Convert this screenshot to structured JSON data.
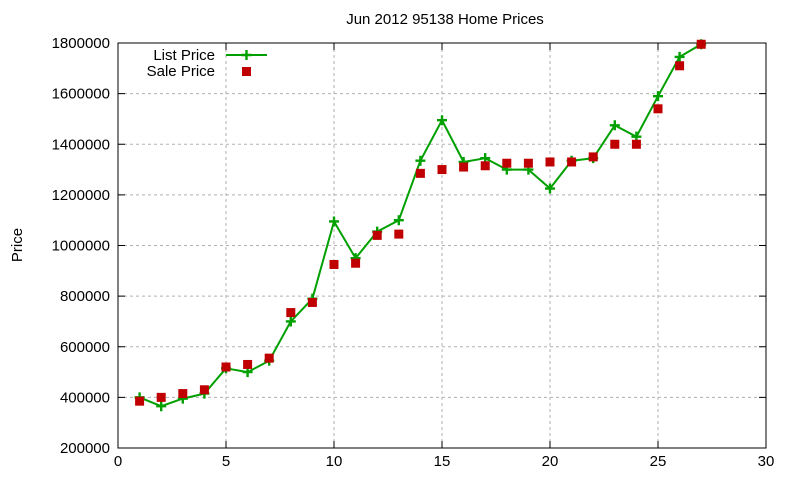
{
  "window": {
    "background": "#ffffff"
  },
  "chart_data": {
    "type": "line",
    "title": "Jun 2012 95138 Home Prices",
    "xlabel": "",
    "ylabel": "Price",
    "xlim": [
      0,
      30
    ],
    "ylim": [
      200000,
      1800000
    ],
    "xticks": [
      0,
      5,
      10,
      15,
      20,
      25,
      30
    ],
    "yticks": [
      200000,
      400000,
      600000,
      800000,
      1000000,
      1200000,
      1400000,
      1600000,
      1800000
    ],
    "grid": true,
    "grid_color": "#b0b0b0",
    "axis_color": "#000000",
    "legend_position": "top-left-inside",
    "x": [
      1,
      2,
      3,
      4,
      5,
      6,
      7,
      8,
      9,
      10,
      11,
      12,
      13,
      14,
      15,
      16,
      17,
      18,
      19,
      20,
      21,
      22,
      23,
      24,
      25,
      26,
      27
    ],
    "series": [
      {
        "name": "List Price",
        "color": "#00a000",
        "marker": "plus",
        "line": true,
        "values": [
          400000,
          365000,
          395000,
          415000,
          515000,
          500000,
          545000,
          700000,
          790000,
          1095000,
          950000,
          1055000,
          1100000,
          1335000,
          1495000,
          1330000,
          1345000,
          1300000,
          1300000,
          1225000,
          1335000,
          1345000,
          1475000,
          1430000,
          1590000,
          1745000,
          1795000
        ]
      },
      {
        "name": "Sale Price",
        "color": "#c00000",
        "marker": "square",
        "line": false,
        "values": [
          385000,
          400000,
          415000,
          430000,
          520000,
          530000,
          555000,
          735000,
          775000,
          925000,
          930000,
          1040000,
          1045000,
          1285000,
          1300000,
          1310000,
          1315000,
          1325000,
          1325000,
          1330000,
          1330000,
          1350000,
          1400000,
          1400000,
          1540000,
          1710000,
          1795000
        ]
      }
    ]
  }
}
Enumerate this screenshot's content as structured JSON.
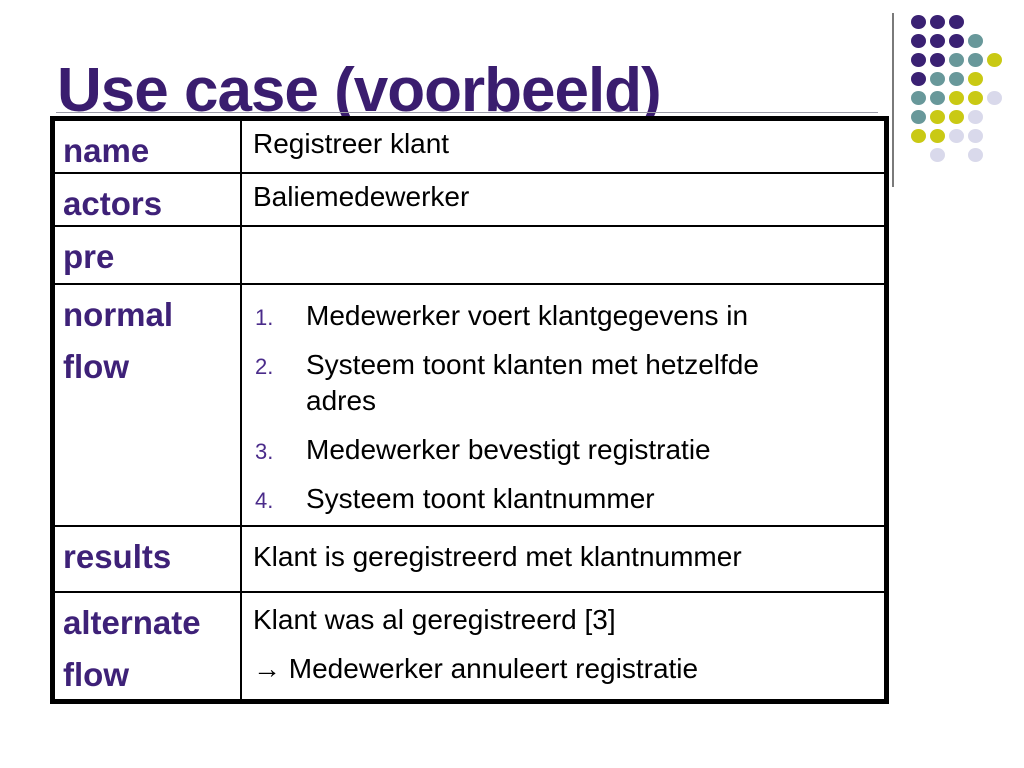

• _PROBLEM TO WORK ON_:
Collect each line of the entries that has the word "structured", copying it in full.

• _RESULT OF THE TASK_:
Convert this screenshot to structured JSON data.
Enumerate this screenshot's content as structured JSON.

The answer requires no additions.